* GOAL OF THE EXERCISE
Return only the number of lines in the entries below that hold the word "List".

* DATA TO PROCESS

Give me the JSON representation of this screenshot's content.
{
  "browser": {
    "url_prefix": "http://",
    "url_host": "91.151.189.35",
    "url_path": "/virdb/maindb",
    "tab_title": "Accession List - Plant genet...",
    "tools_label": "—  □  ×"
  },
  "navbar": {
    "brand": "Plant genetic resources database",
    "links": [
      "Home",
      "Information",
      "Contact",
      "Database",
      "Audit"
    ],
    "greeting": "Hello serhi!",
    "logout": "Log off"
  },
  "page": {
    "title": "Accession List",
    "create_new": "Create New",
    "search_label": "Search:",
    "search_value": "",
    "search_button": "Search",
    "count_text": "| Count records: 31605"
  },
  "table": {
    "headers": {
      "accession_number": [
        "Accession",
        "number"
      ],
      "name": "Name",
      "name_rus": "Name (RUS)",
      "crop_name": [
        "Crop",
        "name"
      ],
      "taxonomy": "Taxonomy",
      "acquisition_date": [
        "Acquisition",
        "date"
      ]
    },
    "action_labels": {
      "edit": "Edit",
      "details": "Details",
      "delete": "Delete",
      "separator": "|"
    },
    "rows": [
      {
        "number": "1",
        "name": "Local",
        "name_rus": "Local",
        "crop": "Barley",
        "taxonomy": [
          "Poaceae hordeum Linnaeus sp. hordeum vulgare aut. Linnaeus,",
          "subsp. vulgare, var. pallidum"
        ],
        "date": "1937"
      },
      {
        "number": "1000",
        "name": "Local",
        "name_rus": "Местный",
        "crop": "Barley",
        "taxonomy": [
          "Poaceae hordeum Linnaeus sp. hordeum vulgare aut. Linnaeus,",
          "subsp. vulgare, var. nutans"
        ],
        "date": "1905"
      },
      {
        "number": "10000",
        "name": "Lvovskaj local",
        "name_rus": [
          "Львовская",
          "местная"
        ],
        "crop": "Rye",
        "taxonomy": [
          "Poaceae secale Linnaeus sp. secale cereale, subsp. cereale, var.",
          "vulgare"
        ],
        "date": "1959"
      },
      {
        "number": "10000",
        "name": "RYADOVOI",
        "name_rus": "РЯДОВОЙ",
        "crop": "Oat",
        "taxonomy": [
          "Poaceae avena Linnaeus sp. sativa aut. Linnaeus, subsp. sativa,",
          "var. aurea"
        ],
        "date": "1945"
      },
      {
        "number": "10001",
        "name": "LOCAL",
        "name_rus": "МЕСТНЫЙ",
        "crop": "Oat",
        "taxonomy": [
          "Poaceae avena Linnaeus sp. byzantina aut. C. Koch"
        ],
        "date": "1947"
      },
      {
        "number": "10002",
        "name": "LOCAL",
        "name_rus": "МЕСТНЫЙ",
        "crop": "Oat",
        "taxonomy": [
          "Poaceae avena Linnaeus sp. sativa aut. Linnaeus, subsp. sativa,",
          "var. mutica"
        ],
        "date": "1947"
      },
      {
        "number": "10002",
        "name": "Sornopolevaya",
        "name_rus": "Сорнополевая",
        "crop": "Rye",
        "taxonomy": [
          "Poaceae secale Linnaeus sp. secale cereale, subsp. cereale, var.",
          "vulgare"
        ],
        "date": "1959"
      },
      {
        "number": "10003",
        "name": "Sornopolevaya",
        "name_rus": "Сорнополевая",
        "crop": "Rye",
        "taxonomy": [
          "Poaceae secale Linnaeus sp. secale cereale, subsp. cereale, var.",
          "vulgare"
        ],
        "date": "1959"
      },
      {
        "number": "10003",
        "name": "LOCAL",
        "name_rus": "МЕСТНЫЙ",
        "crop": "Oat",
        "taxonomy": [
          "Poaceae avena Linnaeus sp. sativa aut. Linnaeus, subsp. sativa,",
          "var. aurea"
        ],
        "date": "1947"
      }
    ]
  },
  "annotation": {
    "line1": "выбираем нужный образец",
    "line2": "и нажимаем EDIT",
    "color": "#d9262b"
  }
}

* CORRECT RESULT
2